The exercise: Search the records for "Reticular". Copy every line where it appears.

Information supplied:
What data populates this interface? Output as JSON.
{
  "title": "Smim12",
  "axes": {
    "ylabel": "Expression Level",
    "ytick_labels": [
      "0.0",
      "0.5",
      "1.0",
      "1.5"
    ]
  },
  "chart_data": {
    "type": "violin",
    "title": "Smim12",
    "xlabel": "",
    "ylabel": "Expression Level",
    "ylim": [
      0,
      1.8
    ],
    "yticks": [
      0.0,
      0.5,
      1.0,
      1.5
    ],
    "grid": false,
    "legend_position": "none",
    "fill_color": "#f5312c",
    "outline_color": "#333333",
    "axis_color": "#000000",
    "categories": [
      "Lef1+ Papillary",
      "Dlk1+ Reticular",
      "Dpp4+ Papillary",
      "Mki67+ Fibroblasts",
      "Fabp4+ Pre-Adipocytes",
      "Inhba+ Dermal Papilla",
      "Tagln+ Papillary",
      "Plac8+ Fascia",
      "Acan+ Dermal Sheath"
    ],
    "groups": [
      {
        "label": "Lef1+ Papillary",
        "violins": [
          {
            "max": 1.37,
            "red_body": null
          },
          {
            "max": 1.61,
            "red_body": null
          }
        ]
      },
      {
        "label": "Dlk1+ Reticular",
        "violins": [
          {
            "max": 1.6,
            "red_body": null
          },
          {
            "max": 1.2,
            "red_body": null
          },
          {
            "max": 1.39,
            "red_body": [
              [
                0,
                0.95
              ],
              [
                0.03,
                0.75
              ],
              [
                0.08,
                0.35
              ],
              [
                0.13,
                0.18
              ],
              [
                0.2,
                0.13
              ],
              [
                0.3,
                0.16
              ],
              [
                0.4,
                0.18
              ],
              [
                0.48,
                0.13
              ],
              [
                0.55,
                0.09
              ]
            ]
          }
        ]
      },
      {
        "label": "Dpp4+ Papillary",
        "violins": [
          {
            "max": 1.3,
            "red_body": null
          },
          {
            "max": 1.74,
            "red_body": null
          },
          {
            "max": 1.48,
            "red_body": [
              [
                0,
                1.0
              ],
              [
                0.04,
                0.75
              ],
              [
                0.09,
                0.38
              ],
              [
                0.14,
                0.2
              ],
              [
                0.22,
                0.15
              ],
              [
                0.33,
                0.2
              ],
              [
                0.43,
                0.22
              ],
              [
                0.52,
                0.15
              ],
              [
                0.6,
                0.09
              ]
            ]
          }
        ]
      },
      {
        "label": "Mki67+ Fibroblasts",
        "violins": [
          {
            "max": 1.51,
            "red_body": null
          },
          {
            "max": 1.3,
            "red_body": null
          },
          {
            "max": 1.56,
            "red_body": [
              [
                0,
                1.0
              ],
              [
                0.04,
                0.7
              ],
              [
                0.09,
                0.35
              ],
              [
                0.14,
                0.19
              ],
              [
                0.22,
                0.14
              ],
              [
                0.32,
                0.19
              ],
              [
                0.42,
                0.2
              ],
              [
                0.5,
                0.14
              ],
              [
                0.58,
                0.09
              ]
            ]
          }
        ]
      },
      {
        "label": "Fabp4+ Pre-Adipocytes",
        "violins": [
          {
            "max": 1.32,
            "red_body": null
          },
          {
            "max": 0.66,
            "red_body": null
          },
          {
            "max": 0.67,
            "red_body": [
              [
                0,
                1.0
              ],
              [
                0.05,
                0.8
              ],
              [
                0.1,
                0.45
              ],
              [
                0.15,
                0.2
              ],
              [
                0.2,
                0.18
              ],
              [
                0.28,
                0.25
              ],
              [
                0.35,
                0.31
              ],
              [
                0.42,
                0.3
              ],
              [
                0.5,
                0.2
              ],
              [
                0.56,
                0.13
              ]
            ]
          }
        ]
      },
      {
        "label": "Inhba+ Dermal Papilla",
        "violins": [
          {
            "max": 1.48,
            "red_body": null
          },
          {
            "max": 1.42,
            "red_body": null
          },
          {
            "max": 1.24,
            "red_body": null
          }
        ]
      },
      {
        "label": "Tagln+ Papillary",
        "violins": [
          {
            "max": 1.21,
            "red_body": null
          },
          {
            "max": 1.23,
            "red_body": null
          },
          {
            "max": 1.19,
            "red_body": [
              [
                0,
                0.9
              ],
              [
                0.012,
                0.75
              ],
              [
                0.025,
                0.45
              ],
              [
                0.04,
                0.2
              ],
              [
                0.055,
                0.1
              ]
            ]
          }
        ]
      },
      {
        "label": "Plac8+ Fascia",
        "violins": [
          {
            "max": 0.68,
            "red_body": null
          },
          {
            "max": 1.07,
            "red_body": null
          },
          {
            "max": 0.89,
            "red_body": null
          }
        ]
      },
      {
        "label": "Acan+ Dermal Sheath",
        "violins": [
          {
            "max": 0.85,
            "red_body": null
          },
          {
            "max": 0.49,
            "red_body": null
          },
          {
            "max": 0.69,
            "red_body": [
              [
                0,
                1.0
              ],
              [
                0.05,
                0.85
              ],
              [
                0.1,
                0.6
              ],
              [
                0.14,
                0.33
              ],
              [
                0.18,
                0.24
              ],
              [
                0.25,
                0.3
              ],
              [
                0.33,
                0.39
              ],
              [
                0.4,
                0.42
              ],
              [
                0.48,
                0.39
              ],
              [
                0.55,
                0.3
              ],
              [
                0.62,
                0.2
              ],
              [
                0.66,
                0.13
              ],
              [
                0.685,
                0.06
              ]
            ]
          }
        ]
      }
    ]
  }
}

Expected answer:
      "Dlk1+ Reticular",
        "label": "Dlk1+ Reticular",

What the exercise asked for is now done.